- **Exercise materials**:
────────────────────

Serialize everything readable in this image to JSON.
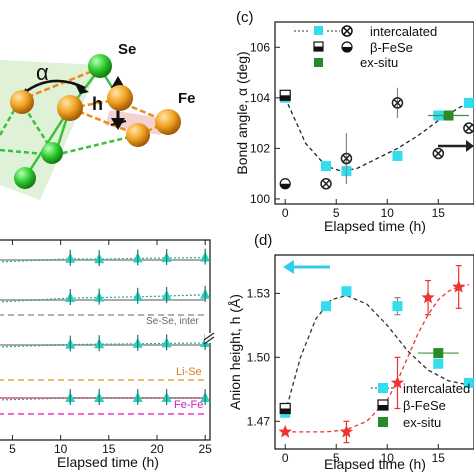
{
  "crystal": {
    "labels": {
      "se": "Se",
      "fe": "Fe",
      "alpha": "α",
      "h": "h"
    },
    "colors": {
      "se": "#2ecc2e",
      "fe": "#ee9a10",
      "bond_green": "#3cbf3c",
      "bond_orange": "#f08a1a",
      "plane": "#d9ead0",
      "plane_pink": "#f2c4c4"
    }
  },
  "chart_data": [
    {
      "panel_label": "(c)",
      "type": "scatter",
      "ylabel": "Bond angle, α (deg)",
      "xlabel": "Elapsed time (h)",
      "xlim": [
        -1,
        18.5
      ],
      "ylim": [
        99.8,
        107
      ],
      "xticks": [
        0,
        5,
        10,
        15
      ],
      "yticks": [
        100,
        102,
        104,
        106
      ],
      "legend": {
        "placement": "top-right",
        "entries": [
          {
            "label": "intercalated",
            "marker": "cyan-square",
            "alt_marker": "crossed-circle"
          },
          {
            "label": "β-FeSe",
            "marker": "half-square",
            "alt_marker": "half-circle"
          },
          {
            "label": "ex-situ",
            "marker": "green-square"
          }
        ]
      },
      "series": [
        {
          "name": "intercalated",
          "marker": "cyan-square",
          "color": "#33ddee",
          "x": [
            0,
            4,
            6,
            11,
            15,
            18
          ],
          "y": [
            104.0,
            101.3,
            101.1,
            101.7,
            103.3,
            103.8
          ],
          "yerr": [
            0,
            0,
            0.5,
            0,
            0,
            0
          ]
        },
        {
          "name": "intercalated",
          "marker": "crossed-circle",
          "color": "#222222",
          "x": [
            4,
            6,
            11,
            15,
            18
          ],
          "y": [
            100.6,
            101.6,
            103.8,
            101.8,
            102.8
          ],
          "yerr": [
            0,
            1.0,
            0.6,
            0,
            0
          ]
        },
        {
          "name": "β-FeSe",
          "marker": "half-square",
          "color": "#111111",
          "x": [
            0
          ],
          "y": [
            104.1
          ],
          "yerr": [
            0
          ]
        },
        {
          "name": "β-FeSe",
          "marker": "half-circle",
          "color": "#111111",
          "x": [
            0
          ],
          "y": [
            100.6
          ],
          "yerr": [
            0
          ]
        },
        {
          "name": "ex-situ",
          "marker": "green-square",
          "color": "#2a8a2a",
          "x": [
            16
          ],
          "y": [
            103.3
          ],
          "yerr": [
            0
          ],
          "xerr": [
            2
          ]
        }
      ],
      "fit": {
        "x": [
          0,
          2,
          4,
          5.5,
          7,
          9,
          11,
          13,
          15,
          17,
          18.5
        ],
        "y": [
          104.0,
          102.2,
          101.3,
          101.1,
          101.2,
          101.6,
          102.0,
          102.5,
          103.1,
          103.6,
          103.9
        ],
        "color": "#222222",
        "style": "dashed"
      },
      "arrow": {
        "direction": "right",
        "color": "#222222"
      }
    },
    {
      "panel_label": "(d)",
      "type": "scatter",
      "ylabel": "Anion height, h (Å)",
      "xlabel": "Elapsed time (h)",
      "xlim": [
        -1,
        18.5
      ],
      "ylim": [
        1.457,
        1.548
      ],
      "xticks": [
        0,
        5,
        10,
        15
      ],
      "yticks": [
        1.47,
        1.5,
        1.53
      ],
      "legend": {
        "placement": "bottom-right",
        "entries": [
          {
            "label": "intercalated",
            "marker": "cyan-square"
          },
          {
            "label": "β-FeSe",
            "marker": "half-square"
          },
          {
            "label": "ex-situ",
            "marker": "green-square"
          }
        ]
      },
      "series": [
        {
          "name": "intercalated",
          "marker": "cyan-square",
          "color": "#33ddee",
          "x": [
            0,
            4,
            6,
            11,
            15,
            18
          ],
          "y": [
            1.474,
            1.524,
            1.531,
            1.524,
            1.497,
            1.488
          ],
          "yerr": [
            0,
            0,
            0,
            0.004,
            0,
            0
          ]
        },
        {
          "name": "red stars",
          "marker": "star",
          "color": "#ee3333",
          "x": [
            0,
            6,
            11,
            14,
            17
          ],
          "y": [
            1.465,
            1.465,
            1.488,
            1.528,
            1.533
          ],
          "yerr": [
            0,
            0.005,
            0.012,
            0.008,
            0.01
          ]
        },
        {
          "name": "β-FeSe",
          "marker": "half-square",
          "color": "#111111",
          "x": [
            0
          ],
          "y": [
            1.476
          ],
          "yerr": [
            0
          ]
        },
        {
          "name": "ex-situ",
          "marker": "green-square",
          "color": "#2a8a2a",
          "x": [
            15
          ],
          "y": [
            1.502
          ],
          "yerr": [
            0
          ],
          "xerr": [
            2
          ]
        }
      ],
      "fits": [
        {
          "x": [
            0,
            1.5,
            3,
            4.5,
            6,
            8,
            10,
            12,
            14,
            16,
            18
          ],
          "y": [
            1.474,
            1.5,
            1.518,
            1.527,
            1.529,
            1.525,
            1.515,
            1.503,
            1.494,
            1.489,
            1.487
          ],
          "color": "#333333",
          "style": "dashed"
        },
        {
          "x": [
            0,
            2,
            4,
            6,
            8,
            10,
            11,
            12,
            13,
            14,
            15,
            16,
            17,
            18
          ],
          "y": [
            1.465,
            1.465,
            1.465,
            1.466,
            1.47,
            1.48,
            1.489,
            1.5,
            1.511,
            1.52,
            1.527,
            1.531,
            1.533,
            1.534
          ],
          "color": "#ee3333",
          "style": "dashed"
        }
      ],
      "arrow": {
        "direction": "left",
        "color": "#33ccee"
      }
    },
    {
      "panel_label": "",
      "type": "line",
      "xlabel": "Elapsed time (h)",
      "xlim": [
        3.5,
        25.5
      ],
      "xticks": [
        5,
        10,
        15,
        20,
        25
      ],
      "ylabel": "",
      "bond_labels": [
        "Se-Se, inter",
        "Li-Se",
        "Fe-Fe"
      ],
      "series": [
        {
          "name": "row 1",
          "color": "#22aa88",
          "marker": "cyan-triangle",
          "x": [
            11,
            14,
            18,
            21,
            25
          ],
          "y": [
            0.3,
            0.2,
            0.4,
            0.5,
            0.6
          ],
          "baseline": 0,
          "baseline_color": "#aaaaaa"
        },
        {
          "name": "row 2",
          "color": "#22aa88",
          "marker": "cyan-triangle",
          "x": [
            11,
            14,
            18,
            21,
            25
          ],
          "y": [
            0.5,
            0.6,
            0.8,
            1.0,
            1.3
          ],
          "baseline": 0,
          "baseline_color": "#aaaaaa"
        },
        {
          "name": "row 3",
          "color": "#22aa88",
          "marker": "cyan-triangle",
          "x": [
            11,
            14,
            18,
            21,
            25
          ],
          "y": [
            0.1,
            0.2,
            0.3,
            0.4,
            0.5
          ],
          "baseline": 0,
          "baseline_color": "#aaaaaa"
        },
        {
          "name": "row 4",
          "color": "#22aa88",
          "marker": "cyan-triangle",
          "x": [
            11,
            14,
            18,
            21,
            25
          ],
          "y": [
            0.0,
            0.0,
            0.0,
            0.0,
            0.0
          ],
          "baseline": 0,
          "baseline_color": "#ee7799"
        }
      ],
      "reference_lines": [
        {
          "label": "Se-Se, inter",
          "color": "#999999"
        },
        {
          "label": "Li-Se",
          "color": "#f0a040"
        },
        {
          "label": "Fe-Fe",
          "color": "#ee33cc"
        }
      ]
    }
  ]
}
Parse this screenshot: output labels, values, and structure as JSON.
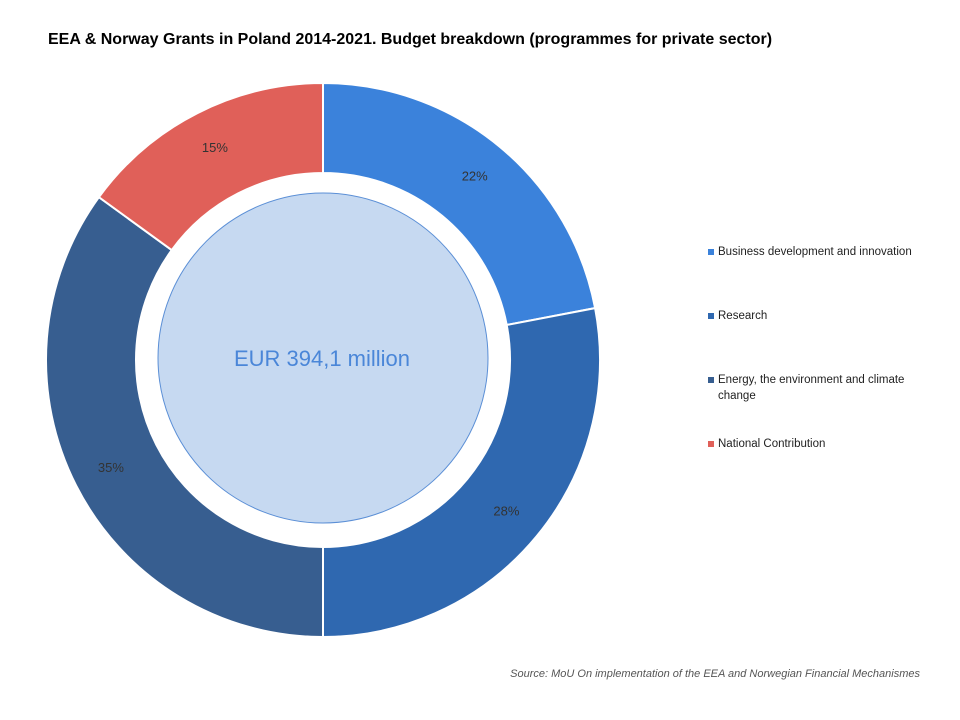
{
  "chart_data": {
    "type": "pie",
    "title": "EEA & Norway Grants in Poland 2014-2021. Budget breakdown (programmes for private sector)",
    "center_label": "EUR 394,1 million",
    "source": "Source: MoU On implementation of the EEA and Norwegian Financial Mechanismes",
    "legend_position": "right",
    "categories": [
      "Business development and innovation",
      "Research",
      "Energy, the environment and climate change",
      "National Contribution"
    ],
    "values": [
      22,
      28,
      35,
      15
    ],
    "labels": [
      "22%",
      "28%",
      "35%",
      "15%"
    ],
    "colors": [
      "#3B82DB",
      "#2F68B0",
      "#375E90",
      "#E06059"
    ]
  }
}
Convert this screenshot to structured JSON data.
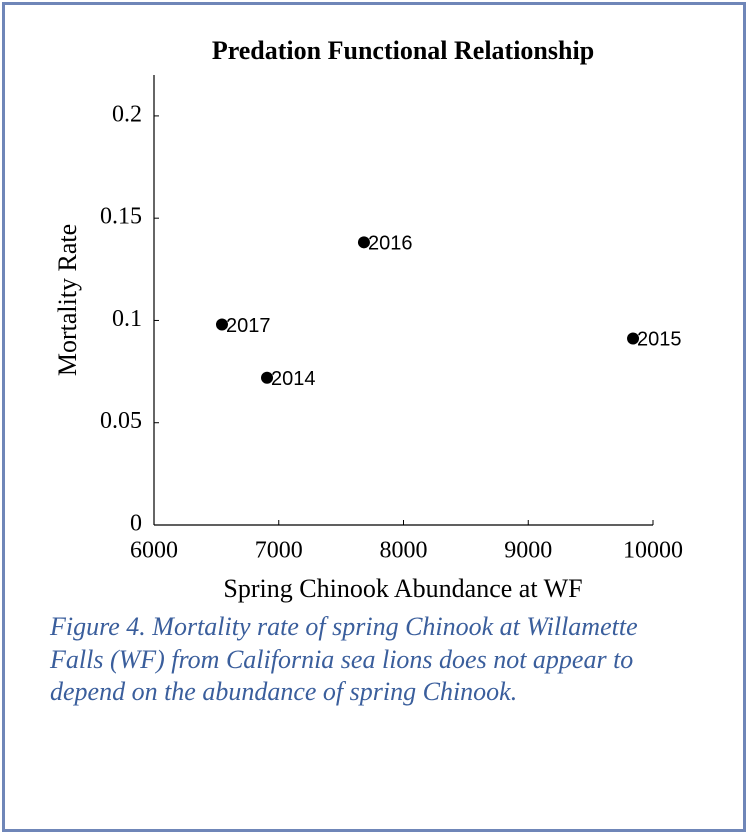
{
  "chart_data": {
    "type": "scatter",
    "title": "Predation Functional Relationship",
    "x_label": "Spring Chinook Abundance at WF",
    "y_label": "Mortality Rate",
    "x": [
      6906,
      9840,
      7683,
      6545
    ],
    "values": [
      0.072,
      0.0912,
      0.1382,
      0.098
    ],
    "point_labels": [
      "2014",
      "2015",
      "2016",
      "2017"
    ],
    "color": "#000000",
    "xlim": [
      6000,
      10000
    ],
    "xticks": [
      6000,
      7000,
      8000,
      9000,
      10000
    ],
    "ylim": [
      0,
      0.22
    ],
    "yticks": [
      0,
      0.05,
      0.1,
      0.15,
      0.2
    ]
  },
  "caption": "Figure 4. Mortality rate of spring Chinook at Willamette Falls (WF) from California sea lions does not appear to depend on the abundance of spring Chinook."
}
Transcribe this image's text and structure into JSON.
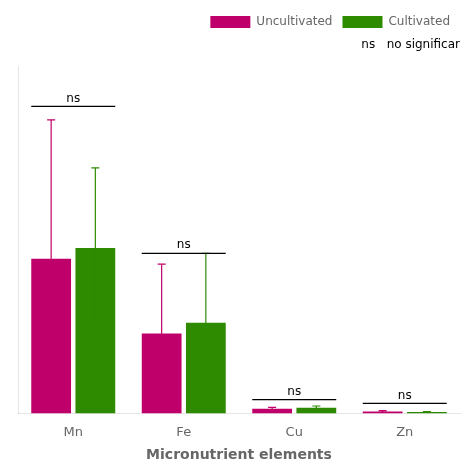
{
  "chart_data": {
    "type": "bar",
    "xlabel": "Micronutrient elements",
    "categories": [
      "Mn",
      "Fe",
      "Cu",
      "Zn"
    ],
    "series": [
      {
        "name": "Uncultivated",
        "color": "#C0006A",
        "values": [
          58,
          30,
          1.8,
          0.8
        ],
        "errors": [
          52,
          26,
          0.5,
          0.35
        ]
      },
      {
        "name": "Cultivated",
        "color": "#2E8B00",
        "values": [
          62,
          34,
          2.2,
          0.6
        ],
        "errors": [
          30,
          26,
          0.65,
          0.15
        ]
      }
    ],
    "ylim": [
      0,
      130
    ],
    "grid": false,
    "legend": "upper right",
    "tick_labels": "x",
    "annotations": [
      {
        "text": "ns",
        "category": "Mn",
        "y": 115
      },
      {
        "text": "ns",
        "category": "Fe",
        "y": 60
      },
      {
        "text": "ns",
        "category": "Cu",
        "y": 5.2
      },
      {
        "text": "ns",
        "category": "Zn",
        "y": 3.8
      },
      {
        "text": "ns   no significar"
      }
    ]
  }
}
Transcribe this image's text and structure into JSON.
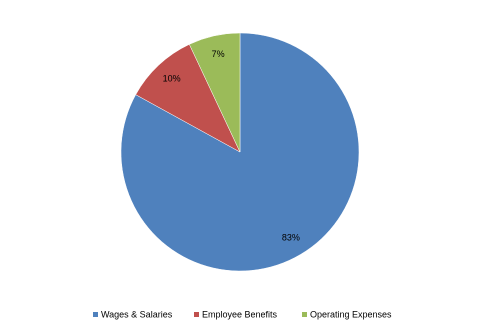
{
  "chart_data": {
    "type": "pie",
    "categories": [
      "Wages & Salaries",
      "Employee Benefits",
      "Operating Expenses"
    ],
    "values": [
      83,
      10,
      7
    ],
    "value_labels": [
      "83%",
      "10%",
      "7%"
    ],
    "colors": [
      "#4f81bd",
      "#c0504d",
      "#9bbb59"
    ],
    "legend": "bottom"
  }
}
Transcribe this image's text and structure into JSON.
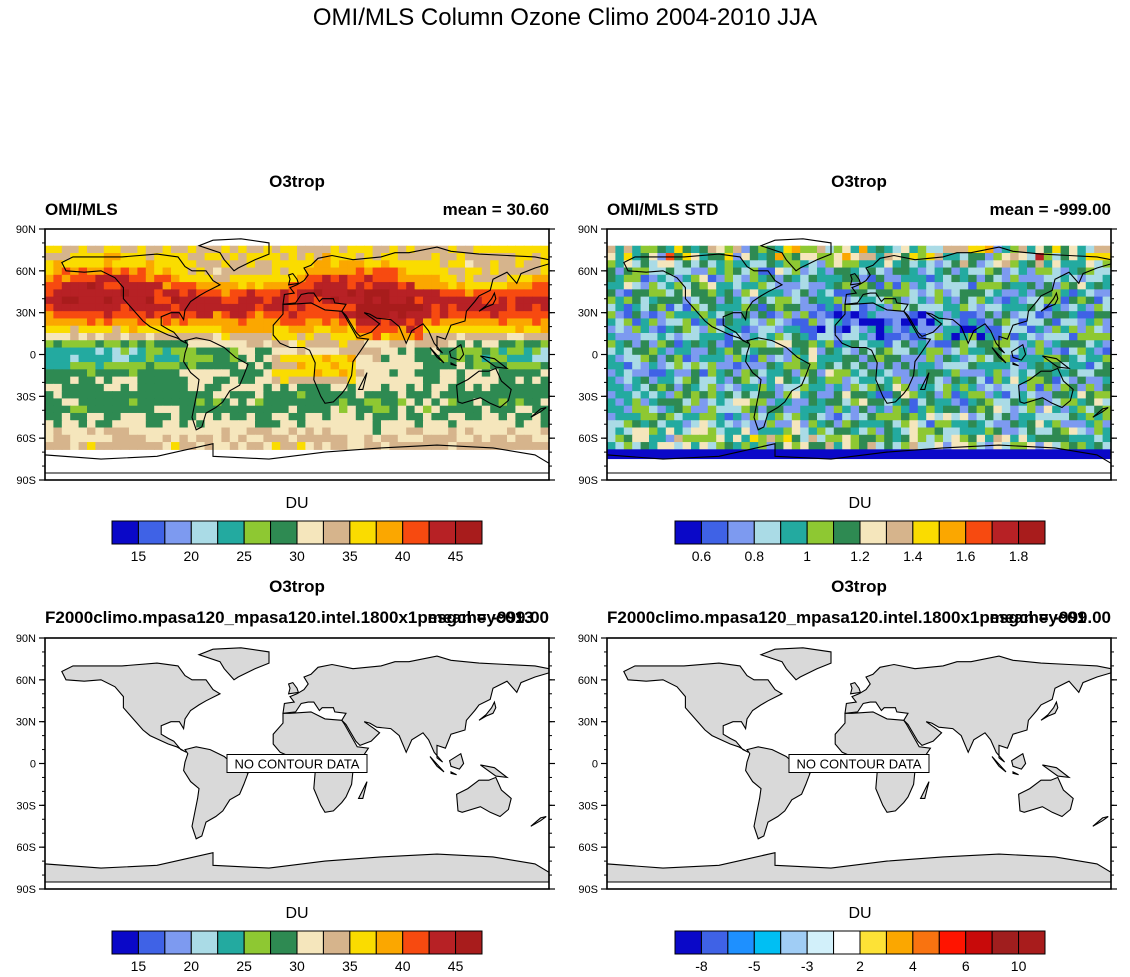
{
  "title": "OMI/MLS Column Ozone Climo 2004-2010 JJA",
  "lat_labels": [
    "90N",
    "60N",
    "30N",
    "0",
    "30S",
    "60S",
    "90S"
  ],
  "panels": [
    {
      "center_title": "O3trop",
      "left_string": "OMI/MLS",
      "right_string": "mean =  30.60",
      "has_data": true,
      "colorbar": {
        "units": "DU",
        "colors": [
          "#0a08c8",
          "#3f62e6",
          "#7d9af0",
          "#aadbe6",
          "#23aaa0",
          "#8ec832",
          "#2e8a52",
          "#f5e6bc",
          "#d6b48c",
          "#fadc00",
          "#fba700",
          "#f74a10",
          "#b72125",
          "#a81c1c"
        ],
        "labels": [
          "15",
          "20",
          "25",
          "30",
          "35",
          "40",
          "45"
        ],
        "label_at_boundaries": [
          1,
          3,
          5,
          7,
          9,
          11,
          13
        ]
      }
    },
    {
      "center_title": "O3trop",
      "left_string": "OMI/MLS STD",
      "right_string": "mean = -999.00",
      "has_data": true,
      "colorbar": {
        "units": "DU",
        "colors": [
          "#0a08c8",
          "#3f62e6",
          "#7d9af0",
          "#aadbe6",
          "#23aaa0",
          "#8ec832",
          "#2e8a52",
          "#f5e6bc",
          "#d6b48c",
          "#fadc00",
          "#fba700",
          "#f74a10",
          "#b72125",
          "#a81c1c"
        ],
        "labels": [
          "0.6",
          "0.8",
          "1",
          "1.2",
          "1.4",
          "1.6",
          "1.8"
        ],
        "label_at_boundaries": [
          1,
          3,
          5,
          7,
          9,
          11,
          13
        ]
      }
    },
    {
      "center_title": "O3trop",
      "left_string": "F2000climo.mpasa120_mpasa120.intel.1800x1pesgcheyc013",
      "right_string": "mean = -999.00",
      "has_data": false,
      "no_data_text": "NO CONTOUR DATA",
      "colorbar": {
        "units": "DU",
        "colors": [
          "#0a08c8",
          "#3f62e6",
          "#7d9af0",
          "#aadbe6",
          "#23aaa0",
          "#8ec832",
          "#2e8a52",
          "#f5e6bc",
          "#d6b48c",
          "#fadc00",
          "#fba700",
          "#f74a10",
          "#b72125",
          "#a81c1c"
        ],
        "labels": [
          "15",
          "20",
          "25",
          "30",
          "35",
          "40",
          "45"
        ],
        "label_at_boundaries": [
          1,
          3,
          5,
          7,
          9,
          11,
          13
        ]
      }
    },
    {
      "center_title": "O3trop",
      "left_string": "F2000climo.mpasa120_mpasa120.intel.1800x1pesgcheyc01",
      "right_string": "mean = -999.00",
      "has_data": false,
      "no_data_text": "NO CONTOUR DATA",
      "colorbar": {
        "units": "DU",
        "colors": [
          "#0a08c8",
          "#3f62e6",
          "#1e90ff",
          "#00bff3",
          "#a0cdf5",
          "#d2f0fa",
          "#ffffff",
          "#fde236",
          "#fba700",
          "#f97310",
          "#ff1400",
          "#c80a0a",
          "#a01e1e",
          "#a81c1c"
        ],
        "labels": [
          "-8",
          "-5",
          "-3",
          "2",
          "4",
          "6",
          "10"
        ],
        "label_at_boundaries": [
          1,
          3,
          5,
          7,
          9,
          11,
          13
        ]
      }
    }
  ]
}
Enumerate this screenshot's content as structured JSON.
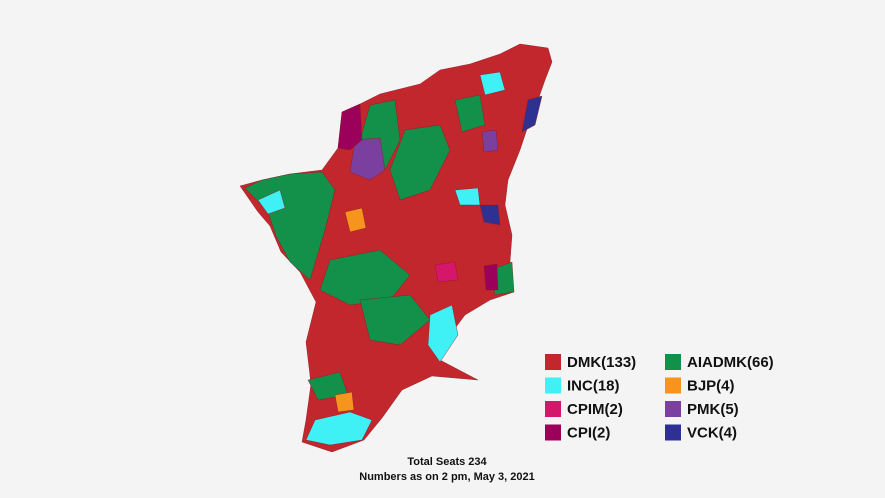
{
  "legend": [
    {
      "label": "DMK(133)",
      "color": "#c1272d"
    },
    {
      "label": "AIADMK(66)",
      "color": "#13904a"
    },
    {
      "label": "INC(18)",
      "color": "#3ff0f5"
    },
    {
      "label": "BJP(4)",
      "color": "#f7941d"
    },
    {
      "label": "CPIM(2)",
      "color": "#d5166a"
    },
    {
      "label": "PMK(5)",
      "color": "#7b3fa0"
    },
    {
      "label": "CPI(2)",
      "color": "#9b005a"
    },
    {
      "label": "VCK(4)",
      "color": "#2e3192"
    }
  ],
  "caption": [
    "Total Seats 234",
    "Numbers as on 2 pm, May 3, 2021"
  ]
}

────────────────────

- **Exercise instructions**: Your task is to gather all lines from the entries above that hold the word "Mortality".

- **Final result**:
    "y_label": "Mortality Rate",
  "caption": "Figure 4. Mortality rate of spring Chinook at Willamette Falls (WF) from California sea lions does not appear to depend on the abundance of spring Chinook."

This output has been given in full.